## Direction
Using the listing below, please gather every line containing the word "Windows".

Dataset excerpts
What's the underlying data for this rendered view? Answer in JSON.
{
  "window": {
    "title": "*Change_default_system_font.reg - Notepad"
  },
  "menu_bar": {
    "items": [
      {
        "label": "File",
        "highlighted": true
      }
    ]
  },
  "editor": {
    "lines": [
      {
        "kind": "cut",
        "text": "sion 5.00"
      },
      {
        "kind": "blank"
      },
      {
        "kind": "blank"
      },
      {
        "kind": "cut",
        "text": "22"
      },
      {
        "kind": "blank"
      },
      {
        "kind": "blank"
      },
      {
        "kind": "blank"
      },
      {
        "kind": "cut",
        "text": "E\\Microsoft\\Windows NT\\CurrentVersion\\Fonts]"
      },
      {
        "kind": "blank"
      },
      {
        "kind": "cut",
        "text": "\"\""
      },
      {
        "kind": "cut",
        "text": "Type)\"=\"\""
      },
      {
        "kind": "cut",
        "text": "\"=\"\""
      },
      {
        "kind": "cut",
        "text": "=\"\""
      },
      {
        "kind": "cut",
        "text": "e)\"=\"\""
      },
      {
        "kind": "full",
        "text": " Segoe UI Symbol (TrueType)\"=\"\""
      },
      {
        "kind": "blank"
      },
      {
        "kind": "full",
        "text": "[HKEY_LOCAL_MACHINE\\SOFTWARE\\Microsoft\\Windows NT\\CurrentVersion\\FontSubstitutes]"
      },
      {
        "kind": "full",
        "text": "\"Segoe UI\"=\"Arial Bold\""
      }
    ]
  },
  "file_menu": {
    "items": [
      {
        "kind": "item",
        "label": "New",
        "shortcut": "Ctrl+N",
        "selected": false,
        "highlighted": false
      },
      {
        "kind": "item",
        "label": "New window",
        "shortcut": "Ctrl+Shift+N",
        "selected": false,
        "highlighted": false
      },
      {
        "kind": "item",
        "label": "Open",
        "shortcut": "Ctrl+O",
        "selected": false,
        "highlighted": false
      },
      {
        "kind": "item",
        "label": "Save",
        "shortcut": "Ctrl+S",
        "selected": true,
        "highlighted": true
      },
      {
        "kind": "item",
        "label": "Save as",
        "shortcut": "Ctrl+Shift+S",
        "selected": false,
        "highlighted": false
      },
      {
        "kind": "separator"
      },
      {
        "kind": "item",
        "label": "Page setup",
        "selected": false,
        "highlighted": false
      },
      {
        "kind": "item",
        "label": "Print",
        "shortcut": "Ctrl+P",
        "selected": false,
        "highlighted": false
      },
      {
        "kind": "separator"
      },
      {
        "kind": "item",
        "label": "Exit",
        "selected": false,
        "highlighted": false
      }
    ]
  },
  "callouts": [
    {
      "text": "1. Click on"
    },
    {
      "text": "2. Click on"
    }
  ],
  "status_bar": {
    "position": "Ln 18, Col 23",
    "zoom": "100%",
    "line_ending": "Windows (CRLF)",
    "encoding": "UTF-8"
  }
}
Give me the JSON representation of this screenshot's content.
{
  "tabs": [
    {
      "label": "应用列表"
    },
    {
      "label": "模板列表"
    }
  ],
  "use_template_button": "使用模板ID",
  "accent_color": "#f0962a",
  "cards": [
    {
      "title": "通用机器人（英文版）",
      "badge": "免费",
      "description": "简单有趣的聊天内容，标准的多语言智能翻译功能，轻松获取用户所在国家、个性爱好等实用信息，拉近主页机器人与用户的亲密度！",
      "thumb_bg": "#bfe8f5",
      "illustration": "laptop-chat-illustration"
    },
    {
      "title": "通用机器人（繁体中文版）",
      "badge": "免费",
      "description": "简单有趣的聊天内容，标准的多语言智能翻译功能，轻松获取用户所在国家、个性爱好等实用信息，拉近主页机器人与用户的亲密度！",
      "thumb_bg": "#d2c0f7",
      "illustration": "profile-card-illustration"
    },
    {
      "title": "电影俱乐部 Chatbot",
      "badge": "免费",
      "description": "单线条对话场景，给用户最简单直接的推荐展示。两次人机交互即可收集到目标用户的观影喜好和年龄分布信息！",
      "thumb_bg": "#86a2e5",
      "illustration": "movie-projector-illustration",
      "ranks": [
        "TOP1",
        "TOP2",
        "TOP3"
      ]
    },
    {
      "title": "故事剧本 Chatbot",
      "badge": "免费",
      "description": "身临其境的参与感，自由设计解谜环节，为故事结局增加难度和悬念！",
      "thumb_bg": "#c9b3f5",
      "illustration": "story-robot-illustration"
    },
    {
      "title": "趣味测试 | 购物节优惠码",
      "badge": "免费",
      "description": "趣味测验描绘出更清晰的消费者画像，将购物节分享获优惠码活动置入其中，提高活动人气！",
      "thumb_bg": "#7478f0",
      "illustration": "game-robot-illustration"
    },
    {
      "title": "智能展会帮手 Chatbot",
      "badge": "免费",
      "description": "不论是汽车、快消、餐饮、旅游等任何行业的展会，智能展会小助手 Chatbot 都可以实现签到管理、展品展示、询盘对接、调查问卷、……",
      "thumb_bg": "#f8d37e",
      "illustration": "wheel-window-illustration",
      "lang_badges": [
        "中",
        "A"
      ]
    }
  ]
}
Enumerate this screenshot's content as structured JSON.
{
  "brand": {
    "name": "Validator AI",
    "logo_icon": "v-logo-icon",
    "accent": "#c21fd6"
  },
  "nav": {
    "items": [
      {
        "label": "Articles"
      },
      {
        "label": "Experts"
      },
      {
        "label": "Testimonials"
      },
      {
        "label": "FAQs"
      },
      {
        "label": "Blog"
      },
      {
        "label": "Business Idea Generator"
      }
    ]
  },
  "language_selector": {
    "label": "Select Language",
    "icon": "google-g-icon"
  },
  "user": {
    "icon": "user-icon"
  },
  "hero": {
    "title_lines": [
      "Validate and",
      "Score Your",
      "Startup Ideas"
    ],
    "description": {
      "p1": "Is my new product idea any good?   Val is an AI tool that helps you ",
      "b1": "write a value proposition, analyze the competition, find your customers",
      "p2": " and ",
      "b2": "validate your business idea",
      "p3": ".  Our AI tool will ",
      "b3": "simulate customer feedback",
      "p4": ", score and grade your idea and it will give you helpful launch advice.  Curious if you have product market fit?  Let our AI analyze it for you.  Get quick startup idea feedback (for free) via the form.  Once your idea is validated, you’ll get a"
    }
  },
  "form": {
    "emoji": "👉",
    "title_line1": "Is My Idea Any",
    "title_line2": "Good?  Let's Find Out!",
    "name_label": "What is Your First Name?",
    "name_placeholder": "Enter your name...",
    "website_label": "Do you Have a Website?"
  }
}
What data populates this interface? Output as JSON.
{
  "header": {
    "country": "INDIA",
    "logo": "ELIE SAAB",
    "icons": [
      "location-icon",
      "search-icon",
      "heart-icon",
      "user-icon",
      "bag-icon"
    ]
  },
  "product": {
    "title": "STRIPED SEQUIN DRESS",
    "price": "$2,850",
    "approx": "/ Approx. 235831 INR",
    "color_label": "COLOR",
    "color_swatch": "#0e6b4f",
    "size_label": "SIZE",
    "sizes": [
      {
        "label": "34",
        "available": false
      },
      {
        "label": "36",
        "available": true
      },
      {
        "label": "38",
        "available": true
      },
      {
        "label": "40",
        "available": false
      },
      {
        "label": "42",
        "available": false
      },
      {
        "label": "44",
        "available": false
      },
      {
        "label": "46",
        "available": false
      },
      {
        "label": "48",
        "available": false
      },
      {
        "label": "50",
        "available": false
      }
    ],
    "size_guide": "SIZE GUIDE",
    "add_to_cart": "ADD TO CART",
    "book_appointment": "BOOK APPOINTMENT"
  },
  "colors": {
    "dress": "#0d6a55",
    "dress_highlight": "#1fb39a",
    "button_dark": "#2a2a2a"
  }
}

## Solution to the exercise
        "text": "E\\Microsoft\\Windows NT\\CurrentVersion\\Fonts]"
        "text": "[HKEY_LOCAL_MACHINE\\SOFTWARE\\Microsoft\\Windows NT\\CurrentVersion\\FontSubstitutes]"
    "line_ending": "Windows (CRLF)",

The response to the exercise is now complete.